## WHAT THE TASK ASKS
Copy each line below that includes "Curți".

## DATA IN THIS EXERCISE
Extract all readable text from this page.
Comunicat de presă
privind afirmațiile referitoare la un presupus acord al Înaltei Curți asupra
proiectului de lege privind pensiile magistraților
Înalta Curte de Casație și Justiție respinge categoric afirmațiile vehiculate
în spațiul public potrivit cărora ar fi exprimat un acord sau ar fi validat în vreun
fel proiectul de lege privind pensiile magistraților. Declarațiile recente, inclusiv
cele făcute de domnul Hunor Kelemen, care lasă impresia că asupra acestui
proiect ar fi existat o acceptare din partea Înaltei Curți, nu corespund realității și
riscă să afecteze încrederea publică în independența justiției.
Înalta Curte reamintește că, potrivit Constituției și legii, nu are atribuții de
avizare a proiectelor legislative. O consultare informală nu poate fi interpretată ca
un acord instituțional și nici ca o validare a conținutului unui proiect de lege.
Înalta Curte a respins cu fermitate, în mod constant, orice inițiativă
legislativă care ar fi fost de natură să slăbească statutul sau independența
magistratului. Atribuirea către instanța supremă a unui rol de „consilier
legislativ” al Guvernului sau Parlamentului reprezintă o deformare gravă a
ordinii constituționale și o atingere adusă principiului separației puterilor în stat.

## WRITTEN SOLUTION
privind afirmațiile referitoare la un presupus acord al Înaltei Curți asupra
proiect ar fi existat o acceptare din partea Înaltei Curți, nu corespund realității și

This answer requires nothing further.